## WRITTEN INSTRUCTION
Pick out each line containing the string "into" and copy it.

## DATA EXTRACT
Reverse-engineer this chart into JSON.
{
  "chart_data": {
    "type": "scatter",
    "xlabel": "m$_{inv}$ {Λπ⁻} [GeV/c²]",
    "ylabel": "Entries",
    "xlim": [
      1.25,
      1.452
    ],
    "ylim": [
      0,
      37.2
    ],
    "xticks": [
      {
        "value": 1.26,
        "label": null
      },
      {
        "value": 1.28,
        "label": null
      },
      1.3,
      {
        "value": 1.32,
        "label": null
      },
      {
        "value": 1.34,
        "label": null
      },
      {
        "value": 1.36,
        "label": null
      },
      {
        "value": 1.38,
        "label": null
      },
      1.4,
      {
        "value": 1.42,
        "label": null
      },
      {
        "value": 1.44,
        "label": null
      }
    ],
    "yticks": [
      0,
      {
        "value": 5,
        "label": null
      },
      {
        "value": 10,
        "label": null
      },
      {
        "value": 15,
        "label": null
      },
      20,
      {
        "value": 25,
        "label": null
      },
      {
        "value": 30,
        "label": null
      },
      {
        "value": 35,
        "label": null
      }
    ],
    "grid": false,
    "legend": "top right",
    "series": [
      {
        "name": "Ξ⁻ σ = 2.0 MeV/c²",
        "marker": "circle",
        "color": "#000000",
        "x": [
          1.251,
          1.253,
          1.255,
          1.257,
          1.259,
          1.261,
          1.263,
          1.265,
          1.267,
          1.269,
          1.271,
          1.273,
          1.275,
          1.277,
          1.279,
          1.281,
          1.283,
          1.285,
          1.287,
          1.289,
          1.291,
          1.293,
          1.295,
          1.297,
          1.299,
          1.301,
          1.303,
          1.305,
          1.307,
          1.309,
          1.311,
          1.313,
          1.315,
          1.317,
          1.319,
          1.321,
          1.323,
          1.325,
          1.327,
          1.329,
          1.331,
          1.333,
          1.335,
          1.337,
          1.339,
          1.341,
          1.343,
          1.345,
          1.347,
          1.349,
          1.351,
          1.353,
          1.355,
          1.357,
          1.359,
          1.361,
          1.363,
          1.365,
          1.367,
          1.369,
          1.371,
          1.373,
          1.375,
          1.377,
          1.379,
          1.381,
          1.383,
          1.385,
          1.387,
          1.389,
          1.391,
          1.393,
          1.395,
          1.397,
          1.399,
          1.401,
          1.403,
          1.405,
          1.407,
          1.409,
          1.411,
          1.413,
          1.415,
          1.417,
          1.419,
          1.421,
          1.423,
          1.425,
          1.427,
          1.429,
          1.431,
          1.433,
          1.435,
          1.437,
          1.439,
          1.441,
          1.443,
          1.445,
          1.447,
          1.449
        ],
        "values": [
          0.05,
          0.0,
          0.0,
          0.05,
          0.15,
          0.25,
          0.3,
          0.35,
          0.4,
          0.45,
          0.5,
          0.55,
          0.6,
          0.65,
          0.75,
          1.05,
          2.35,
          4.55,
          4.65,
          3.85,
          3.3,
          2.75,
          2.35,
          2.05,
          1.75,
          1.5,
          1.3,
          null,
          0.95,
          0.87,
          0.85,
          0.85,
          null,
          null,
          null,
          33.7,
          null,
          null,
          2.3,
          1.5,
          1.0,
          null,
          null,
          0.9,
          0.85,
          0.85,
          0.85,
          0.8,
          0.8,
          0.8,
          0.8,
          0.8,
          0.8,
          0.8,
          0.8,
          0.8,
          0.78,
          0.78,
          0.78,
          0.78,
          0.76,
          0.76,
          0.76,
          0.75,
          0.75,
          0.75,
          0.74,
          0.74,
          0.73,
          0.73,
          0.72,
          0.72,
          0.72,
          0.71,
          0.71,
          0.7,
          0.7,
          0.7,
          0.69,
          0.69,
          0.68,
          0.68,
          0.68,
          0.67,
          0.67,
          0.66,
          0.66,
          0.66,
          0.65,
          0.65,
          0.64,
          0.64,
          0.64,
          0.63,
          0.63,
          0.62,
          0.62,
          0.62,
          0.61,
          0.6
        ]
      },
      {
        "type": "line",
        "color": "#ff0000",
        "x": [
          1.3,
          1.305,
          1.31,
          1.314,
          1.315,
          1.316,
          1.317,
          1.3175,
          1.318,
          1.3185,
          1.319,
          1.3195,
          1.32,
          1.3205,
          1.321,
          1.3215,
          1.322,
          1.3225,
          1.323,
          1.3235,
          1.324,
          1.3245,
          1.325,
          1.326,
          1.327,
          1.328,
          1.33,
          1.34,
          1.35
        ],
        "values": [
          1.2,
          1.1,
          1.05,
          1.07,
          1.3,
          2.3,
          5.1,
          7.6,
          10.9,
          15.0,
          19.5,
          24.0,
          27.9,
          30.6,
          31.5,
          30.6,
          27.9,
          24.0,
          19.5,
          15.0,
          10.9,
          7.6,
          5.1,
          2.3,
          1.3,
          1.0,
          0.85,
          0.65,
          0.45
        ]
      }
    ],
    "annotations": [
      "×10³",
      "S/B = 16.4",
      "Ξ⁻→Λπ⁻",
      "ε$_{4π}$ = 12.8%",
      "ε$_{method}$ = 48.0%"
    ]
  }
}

--

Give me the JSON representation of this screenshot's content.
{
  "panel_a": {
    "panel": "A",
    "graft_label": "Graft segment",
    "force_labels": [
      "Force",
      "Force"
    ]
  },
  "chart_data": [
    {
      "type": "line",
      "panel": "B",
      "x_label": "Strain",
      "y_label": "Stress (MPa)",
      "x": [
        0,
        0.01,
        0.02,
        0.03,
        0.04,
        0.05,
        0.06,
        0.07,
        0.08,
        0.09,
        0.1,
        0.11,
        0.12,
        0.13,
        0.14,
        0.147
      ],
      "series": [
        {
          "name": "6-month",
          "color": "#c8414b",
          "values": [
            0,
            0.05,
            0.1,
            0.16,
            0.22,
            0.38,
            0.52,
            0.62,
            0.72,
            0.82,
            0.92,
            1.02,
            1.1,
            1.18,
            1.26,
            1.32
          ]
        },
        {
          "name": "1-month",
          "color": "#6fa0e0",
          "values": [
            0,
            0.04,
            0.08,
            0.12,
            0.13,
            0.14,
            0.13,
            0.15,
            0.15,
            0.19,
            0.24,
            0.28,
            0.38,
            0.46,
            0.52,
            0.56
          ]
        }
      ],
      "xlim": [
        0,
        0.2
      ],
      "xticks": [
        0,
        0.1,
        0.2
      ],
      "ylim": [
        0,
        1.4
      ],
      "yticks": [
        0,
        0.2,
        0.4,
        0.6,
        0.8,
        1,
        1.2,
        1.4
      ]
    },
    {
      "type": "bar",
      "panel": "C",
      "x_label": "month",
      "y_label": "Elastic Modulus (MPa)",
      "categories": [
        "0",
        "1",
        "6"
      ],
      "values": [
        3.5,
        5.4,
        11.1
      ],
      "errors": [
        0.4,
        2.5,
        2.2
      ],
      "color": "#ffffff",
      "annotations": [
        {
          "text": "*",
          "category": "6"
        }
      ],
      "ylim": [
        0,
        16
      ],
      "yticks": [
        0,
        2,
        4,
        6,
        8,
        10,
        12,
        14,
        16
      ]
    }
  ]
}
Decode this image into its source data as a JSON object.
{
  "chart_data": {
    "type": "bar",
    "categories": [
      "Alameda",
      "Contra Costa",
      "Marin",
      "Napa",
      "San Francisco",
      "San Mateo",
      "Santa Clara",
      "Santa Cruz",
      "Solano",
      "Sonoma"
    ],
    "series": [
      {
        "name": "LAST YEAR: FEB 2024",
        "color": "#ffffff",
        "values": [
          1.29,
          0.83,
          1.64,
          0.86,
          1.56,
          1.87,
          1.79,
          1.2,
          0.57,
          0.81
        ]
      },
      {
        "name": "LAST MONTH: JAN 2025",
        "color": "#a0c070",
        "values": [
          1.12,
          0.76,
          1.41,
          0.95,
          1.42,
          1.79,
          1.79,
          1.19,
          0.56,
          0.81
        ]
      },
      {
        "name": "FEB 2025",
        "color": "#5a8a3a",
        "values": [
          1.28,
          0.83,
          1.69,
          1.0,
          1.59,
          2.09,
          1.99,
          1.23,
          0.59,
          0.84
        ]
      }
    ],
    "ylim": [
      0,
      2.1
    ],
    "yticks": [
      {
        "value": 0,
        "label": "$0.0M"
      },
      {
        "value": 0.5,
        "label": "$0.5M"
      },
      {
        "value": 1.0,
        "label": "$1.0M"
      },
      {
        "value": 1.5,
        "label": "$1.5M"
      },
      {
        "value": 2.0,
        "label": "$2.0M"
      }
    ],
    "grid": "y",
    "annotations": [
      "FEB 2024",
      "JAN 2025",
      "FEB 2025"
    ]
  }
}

## EXERCISE RESPONSE
Reverse-engineer this chart into JSON.
Decode this image into its source data as a JSON object.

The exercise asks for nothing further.